(WRITTEN REQUEST): Where a line holds "label", copy it.

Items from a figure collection
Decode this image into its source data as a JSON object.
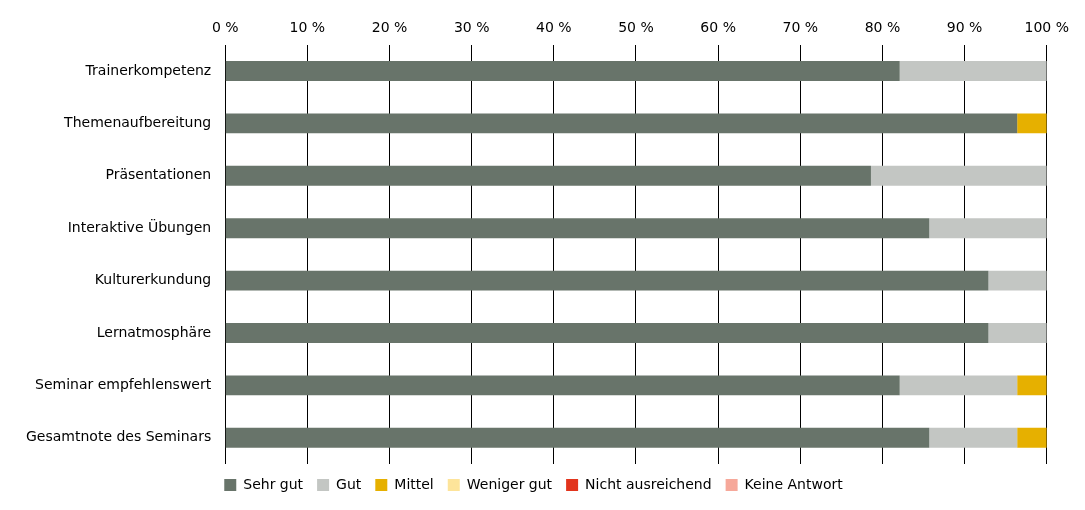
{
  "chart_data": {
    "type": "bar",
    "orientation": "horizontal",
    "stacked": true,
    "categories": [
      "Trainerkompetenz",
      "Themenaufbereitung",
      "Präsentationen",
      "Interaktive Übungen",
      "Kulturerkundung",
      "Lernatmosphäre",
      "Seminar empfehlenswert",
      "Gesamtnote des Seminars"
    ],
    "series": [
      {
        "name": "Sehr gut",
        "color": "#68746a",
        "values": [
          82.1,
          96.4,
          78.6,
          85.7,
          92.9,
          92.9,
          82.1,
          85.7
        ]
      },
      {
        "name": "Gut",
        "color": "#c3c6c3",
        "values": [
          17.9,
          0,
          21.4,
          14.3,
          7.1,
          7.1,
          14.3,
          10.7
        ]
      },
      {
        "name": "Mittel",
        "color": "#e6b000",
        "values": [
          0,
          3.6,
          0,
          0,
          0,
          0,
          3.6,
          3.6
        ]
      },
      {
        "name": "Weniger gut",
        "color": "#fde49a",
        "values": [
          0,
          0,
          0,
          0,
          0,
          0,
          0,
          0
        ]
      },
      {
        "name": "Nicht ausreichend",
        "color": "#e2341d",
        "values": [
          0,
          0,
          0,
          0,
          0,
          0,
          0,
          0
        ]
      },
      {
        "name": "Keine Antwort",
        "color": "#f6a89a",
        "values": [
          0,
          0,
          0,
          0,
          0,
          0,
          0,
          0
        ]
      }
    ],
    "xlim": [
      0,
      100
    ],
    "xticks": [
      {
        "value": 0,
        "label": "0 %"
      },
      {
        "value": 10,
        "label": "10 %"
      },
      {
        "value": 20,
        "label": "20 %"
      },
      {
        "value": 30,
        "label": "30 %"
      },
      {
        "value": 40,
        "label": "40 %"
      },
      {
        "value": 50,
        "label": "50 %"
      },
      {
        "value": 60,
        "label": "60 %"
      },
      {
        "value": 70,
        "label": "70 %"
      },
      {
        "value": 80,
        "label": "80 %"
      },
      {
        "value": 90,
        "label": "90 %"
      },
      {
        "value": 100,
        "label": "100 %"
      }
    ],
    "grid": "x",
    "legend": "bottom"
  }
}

(RESULT):
        "label": "0 %"
        "label": "10 %"
        "label": "20 %"
        "label": "30 %"
        "label": "40 %"
        "label": "50 %"
        "label": "60 %"
        "label": "70 %"
        "label": "80 %"
        "label": "90 %"
        "label": "100 %"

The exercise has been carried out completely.